─── Dataset content ───

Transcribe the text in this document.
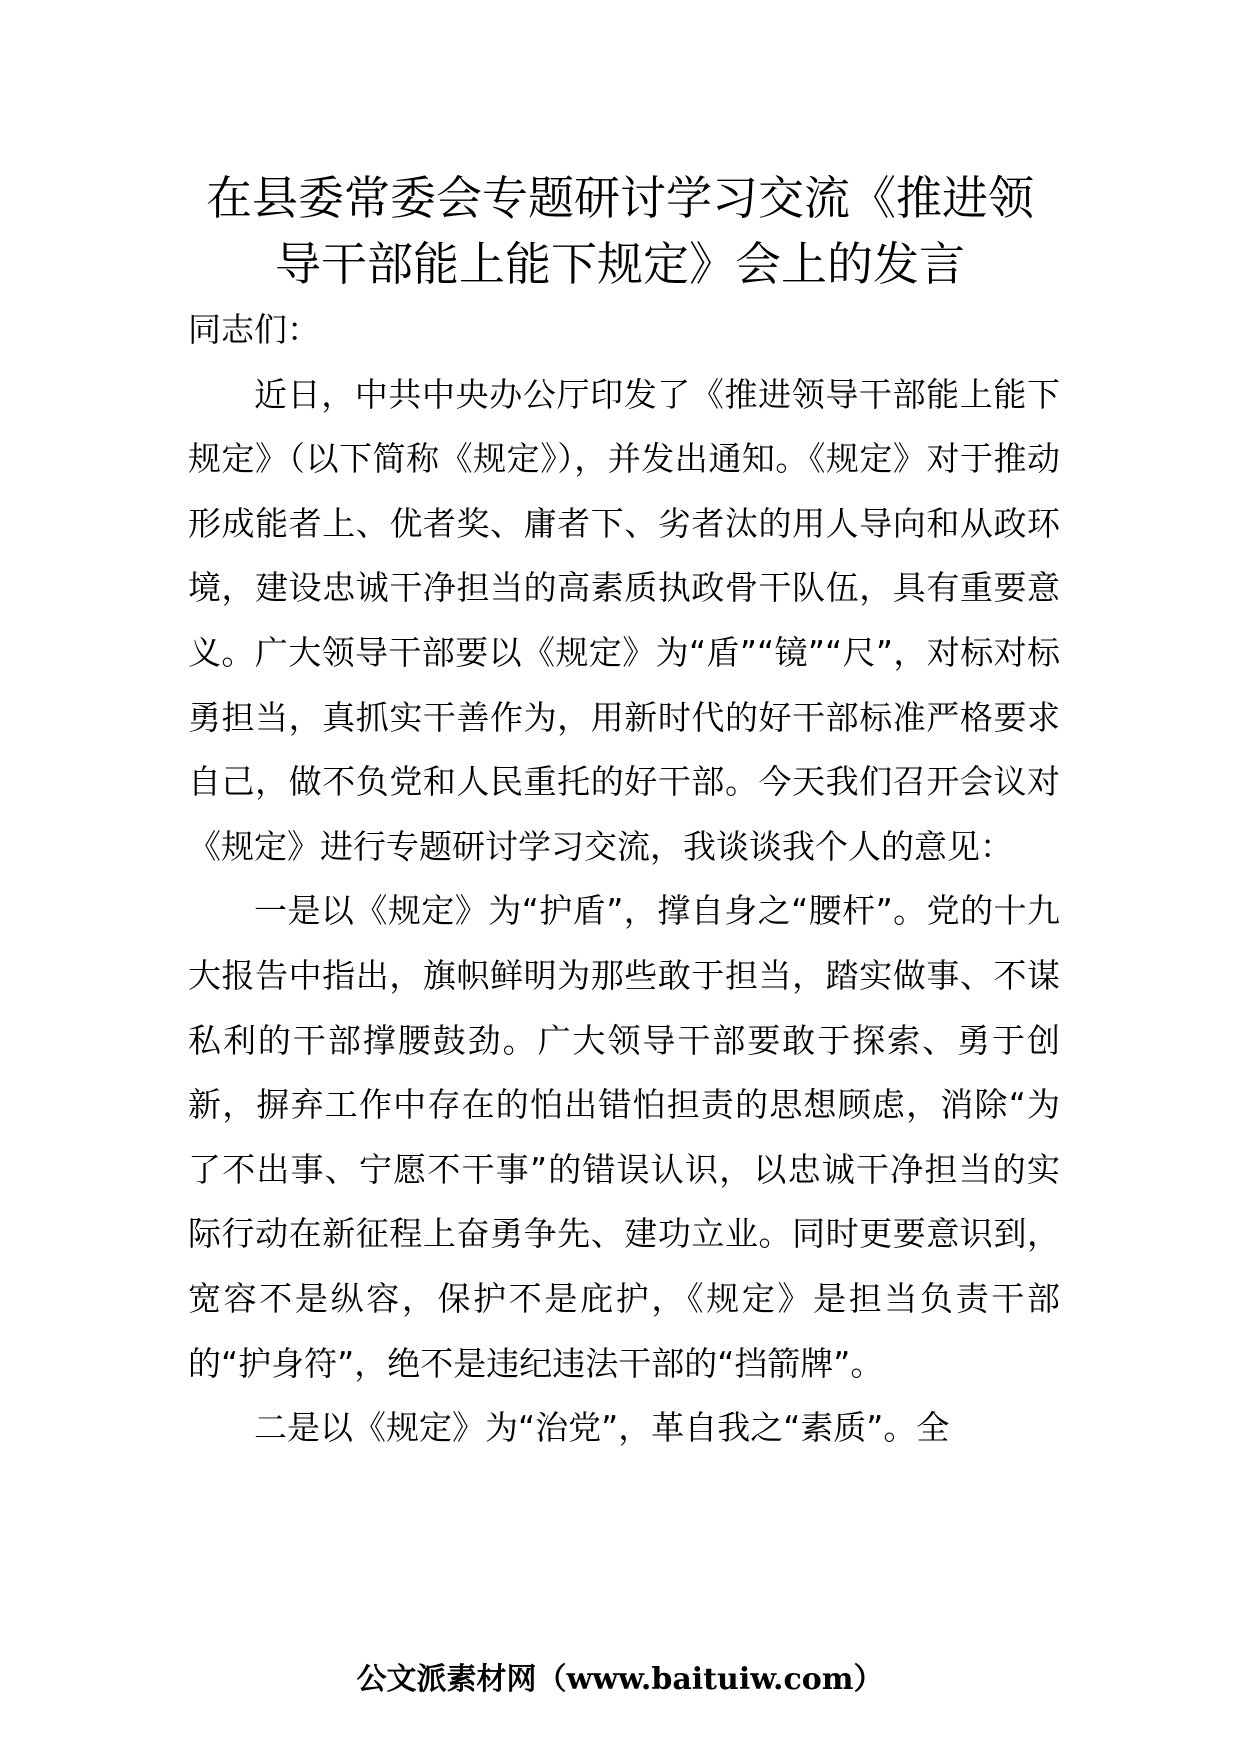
在县委常委会专题研讨学习交流《推进领
导干部能上能下规定》会上的发言

同志们：

近日，中共中央办公厅印发了《推进领导干部能上能下规定》（以下简称《规定》），并发出通知。《规定》对于推动形成能者上、优者奖、庸者下、劣者汰的用人导向和从政环境，建设忠诚干净担当的高素质执政骨干队伍，具有重要意义。广大领导干部要以《规定》为“盾”“镜”“尺”，对标对标勇担当，真抓实干善作为，用新时代的好干部标准严格要求自己，做不负党和人民重托的好干部。今天我们召开会议对《规定》进行专题研讨学习交流，我谈谈我个人的意见：

一是以《规定》为“护盾”，撑自身之“腰杆”。党的十九大报告中指出，旗帜鲜明为那些敢于担当，踏实做事、不谋私利的干部撑腰鼓劲。广大领导干部要敢于探索、勇于创新，摒弃工作中存在的怕出错怕担责的思想顾虑，消除“为了不出事、宁愿不干事”的错误认识，以忠诚干净担当的实际行动在新征程上奋勇争先、建功立业。同时更要意识到，宽容不是纵容，保护不是庇护，《规定》是担当负责干部的“护身符”，绝不是违纪违法干部的“挡箭牌”。

二是以《规定》为“治党”，革自我之“素质”。全

公文派素材网（www.baituiw.com）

───

Work instructions ▸ Without including the pictures, reproduce all entries exactly.

Completed exercise ▸
Transcribe the text in this document.
在县委常委会专题研讨学习交流《推进领
导干部能上能下规定》会上的发言

同志们：

近日，中共中央办公厅印发了《推进领导干部能上能下规定》（以下简称《规定》），并发出通知。《规定》对于推动形成能者上、优者奖、庸者下、劣者汰的用人导向和从政环境，建设忠诚干净担当的高素质执政骨干队伍，具有重要意义。广大领导干部要以《规定》为“盾”“镜”“尺”，对标对标勇担当，真抓实干善作为，用新时代的好干部标准严格要求自己，做不负党和人民重托的好干部。今天我们召开会议对《规定》进行专题研讨学习交流，我谈谈我个人的意见：

一是以《规定》为“护盾”，撑自身之“腰杆”。党的十九大报告中指出，旗帜鲜明为那些敢于担当，踏实做事、不谋私利的干部撑腰鼓劲。广大领导干部要敢于探索、勇于创新，摒弃工作中存在的怕出错怕担责的思想顾虑，消除“为了不出事、宁愿不干事”的错误认识，以忠诚干净担当的实际行动在新征程上奋勇争先、建功立业。同时更要意识到，宽容不是纵容，保护不是庇护，《规定》是担当负责干部的“护身符”，绝不是违纪违法干部的“挡箭牌”。

二是以《规定》为“治党”，革自我之“素质”。全

公文派素材网（www.baituiw.com）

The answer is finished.